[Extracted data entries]
· · · · · · ·

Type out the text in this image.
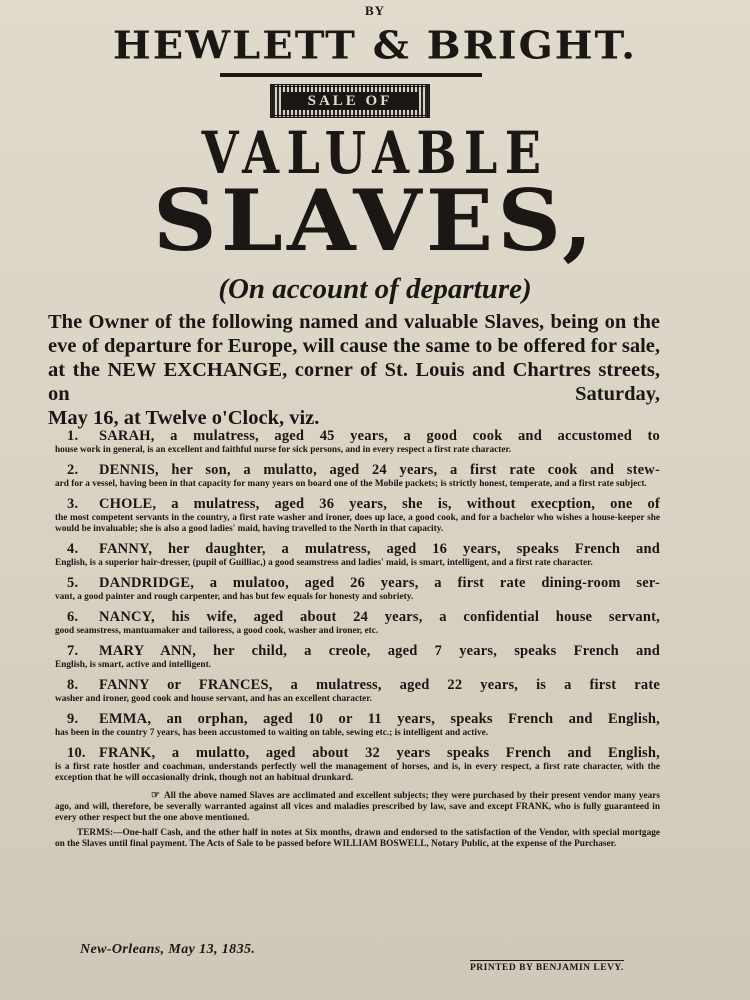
BY
HEWLETT & BRIGHT.
SALE OF
VALUABLE
SLAVES,
(On account of departure)
The Owner of the following named and valuable Slaves, being on the eve of departure for Europe, will cause the same to be offered for sale, at the NEW EXCHANGE, corner of St. Louis and Chartres streets, on Saturday,
May 16, at Twelve o'Clock, viz.
1. SARAH, a mulatress, aged 45 years, a good cook and accustomed to
house work in general, is an excellent and faithful nurse for sick persons, and in every respect a first rate character.
2. DENNIS, her son, a mulatto, aged 24 years, a first rate cook and stew-
ard for a vessel, having been in that capacity for many years on board one of the Mobile packets; is strictly honest, temperate, and a first rate subject.
3. CHOLE, a mulatress, aged 36 years, she is, without execption, one of
the most competent servants in the country, a first rate washer and ironer, does up lace, a good cook, and for a bachelor who wishes a house-keeper she would be invaluable; she is also a good ladies' maid, having travelled to the North in that capacity.
4. FANNY, her daughter, a mulatress, aged 16 years, speaks French and
English, is a superior hair-dresser, (pupil of Guilliac,) a good seamstress and ladies' maid, is smart, intelligent, and a first rate character.
5. DANDRIDGE, a mulatoo, aged 26 years, a first rate dining-room ser-
vant, a good painter and rough carpenter, and has but few equals for honesty and sobriety.
6. NANCY, his wife, aged about 24 years, a confidential house servant,
good seamstress, mantuamaker and tailoress, a good cook, washer and ironer, etc.
7. MARY ANN, her child, a creole, aged 7 years, speaks French and
English, is smart, active and intelligent.
8. FANNY or FRANCES, a mulatress, aged 22 years, is a first rate
washer and ironer, good cook and house servant, and has an excellent character.
9. EMMA, an orphan, aged 10 or 11 years, speaks French and English,
has been in the country 7 years, has been accustomed to waiting on table, sewing etc.; is intelligent and active.
10. FRANK, a mulatto, aged about 32 years speaks French and English,
is a first rate hostler and coachman, understands perfectly well the management of horses, and is, in every respect, a first rate character, with the exception that he will occasionally drink, though not an habitual drunkard.
☞ All the above named Slaves are acclimated and excellent subjects; they were purchased by their present vendor many years ago, and will, therefore, be severally warranted against all vices and maladies prescribed by law, save and except FRANK, who is fully guaranteed in every other respect but the one above mentioned.
TERMS:—One-half Cash, and the other half in notes at Six months, drawn and endorsed to the satisfaction of the Vendor, with special mortgage on the Slaves until final payment. The Acts of Sale to be passed before WILLIAM BOSWELL, Notary Public, at the expense of the Purchaser.
New-Orleans, May 13, 1835.
PRINTED BY BENJAMIN LEVY.
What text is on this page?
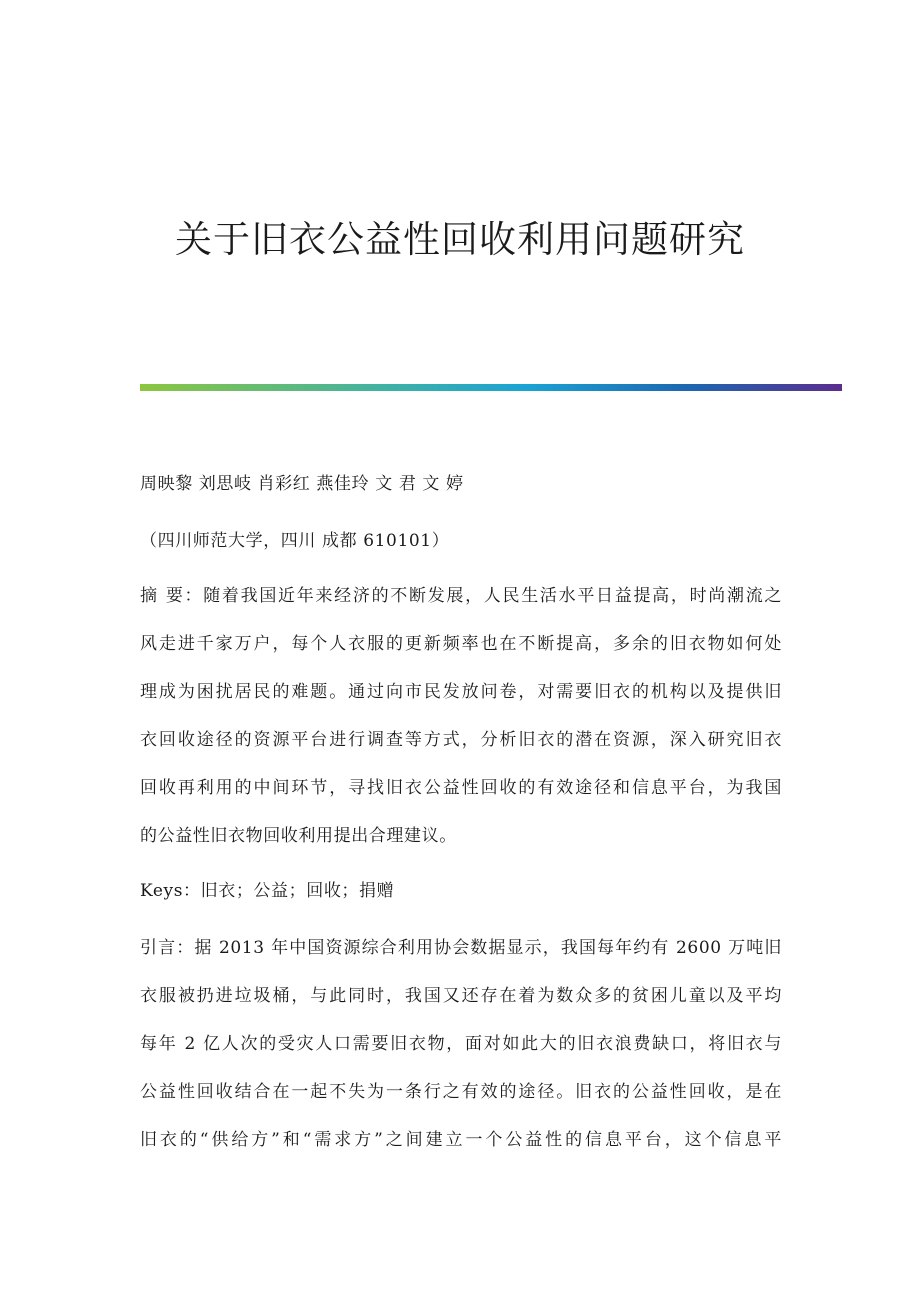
关于旧衣公益性回收利用问题研究
周映黎 刘思岐 肖彩红 燕佳玲 文 君 文 婷
（四川师范大学，四川 成都 610101）
摘 要：随着我国近年来经济的不断发展，人民生活水平日益提高，时尚潮流之
风走进千家万户，每个人衣服的更新频率也在不断提高，多余的旧衣物如何处
理成为困扰居民的难题。通过向市民发放问卷，对需要旧衣的机构以及提供旧
衣回收途径的资源平台进行调查等方式，分析旧衣的潜在资源，深入研究旧衣
回收再利用的中间环节，寻找旧衣公益性回收的有效途径和信息平台，为我国
的公益性旧衣物回收利用提出合理建议。
Keys：旧衣；公益；回收；捐赠
引言：据 2013 年中国资源综合利用协会数据显示，我国每年约有 2600 万吨旧
衣服被扔进垃圾桶，与此同时，我国又还存在着为数众多的贫困儿童以及平均
每年 2 亿人次的受灾人口需要旧衣物，面对如此大的旧衣浪费缺口，将旧衣与
公益性回收结合在一起不失为一条行之有效的途径。旧衣的公益性回收，是在
旧衣的“供给方”和“需求方”之间建立一个公益性的信息平台，这个信息平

· · · · · · ·

Return every line containing "respect".

ANSWER TO THE EXERCISE:
house work in general, is an excellent and faithful nurse for sick persons, and in every respect a first rate character.
is a first rate hostler and coachman, understands perfectly well the management of horses, and is, in every respect, a first rate character, with the exception that he will occasionally drink, though not an habitual drunkard.
☞ All the above named Slaves are acclimated and excellent subjects; they were purchased by their present vendor many years ago, and will, therefore, be severally warranted against all vices and maladies prescribed by law, save and except FRANK, who is fully guaranteed in every other respect but the one above mentioned.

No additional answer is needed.